◆ **EXTRACTED ENTRIES**
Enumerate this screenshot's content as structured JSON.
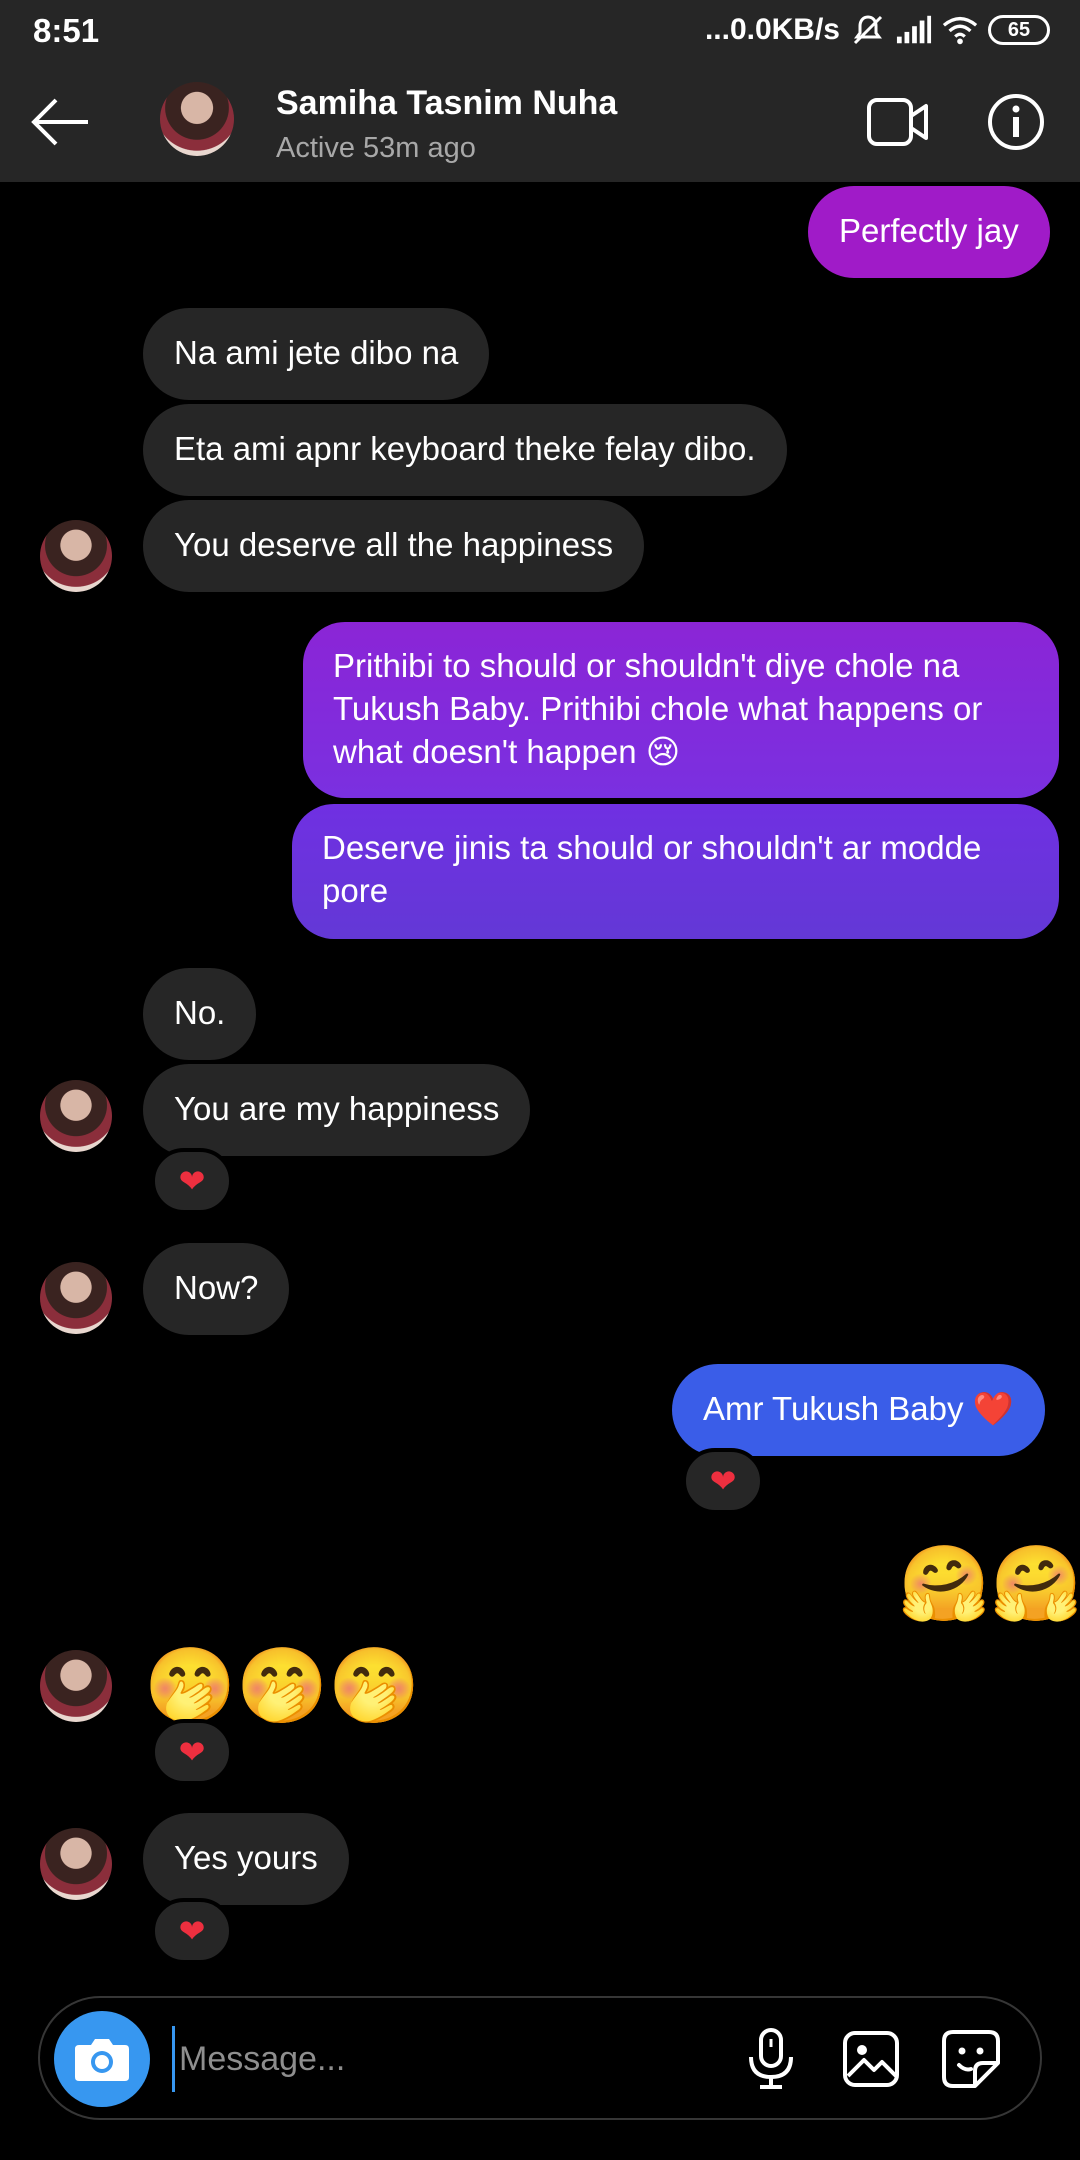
{
  "status_bar": {
    "time": "8:51",
    "network_speed": "...0.0KB/s",
    "battery": "65"
  },
  "header": {
    "contact_name": "Samiha Tasnim Nuha",
    "contact_status": "Active 53m ago"
  },
  "messages": [
    {
      "side": "out",
      "text": "Perfectly jay"
    },
    {
      "side": "in",
      "text": "Na ami jete dibo na"
    },
    {
      "side": "in",
      "text": "Eta ami apnr keyboard theke felay dibo."
    },
    {
      "side": "in",
      "text": "You deserve all the happiness"
    },
    {
      "side": "out",
      "text": "Prithibi to should or shouldn't diye chole na Tukush Baby. Prithibi chole what happens or what doesn't happen 😢"
    },
    {
      "side": "out",
      "text": "Deserve jinis ta should or shouldn't ar modde pore"
    },
    {
      "side": "in",
      "text": "No."
    },
    {
      "side": "in",
      "text": "You are my happiness",
      "reaction": "❤"
    },
    {
      "side": "in",
      "text": "Now?"
    },
    {
      "side": "out",
      "text": "Amr Tukush Baby ❤️",
      "reaction": "❤"
    },
    {
      "side": "out",
      "text": "🤗🤗"
    },
    {
      "side": "in",
      "text": "🤭🤭🤭",
      "reaction": "❤"
    },
    {
      "side": "in",
      "text": "Yes yours",
      "reaction": "❤"
    }
  ],
  "composer": {
    "placeholder": "Message..."
  },
  "colors": {
    "bubble_in": "#262626",
    "bubble_out_purple": "#a01bc8",
    "bubble_out_violet": "#7c2ee6",
    "bubble_out_blue": "#3a5de8",
    "camera_button": "#3797f0",
    "reaction_heart": "#ed2f3f"
  },
  "icons": {
    "back": "arrow-left-icon",
    "video": "video-camera-icon",
    "info": "info-circle-icon",
    "camera": "camera-icon",
    "mic": "microphone-icon",
    "gallery": "image-icon",
    "sticker": "sticker-icon"
  }
}
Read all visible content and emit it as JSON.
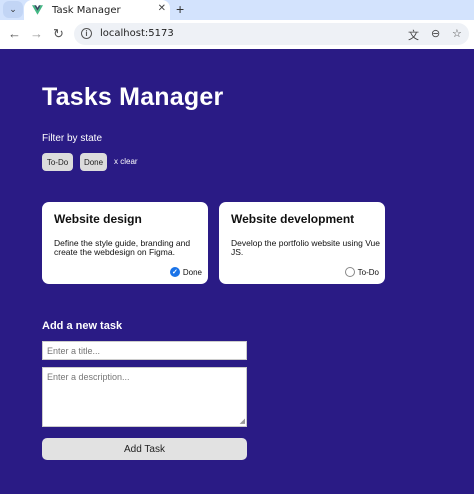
{
  "browser": {
    "tab_title": "Task Manager",
    "tab_menu_icon": "chevron-down-icon",
    "close_icon": "close-icon",
    "new_tab_icon": "plus-icon",
    "url": "localhost:5173"
  },
  "page": {
    "title": "Tasks Manager",
    "filter": {
      "label": "Filter by state",
      "options": [
        "To-Do",
        "Done"
      ],
      "clear_label": "x clear"
    },
    "tasks": [
      {
        "title": "Website design",
        "description": "Define the style guide, branding and create the webdesign on Figma.",
        "state": "Done"
      },
      {
        "title": "Website development",
        "description": "Develop the portfolio website using Vue JS.",
        "state": "To-Do"
      }
    ],
    "form": {
      "heading": "Add a new task",
      "title_placeholder": "Enter a title...",
      "description_placeholder": "Enter a description...",
      "submit_label": "Add Task"
    }
  },
  "colors": {
    "page_background": "#2a1b85",
    "done_accent": "#1a73e8",
    "browser_tabstrip": "#d3e3fd"
  }
}
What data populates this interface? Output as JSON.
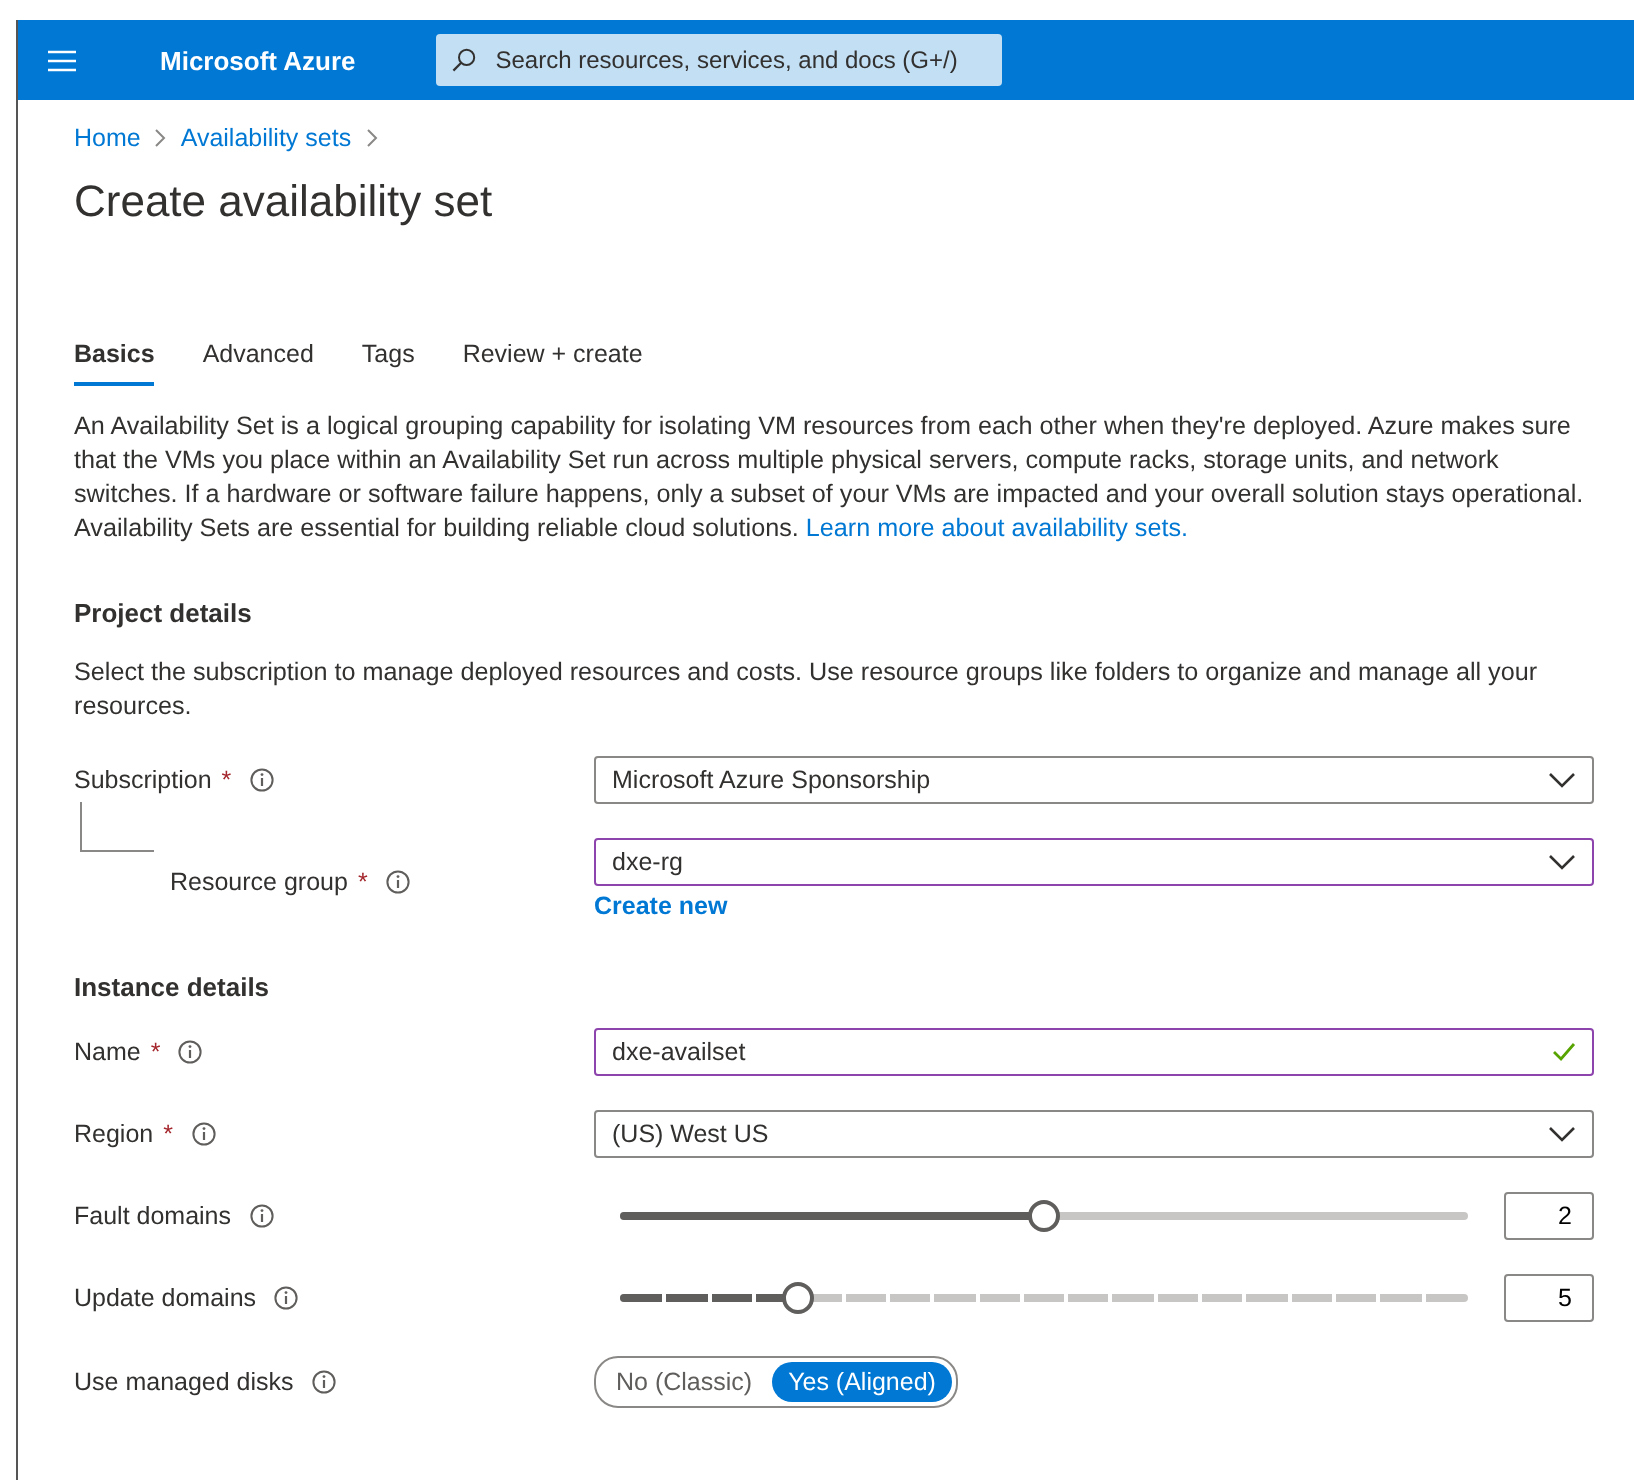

◆ **PROBLEM**
Going from the line with "Read all visible content and emit it as JSON." to the last line of the listing, write out each line exactly and nothing else. Leave out all pictures.

◆ **EXERCISE RESULT**
Read all visible content and emit it as JSON.
{
  "browser": {
    "tab_title": "Task Manager",
    "tab_menu_icon": "chevron-down-icon",
    "close_icon": "close-icon",
    "new_tab_icon": "plus-icon",
    "url": "localhost:5173"
  },
  "page": {
    "title": "Tasks Manager",
    "filter": {
      "label": "Filter by state",
      "options": [
        "To-Do",
        "Done"
      ],
      "clear_label": "x clear"
    },
    "tasks": [
      {
        "title": "Website design",
        "description": "Define the style guide, branding and create the webdesign on Figma.",
        "state": "Done"
      },
      {
        "title": "Website development",
        "description": "Develop the portfolio website using Vue JS.",
        "state": "To-Do"
      }
    ],
    "form": {
      "heading": "Add a new task",
      "title_placeholder": "Enter a title...",
      "description_placeholder": "Enter a description...",
      "submit_label": "Add Task"
    }
  },
  "colors": {
    "page_background": "#2a1b85",
    "done_accent": "#1a73e8",
    "browser_tabstrip": "#d3e3fd"
  }
}
What data populates this interface? Output as JSON.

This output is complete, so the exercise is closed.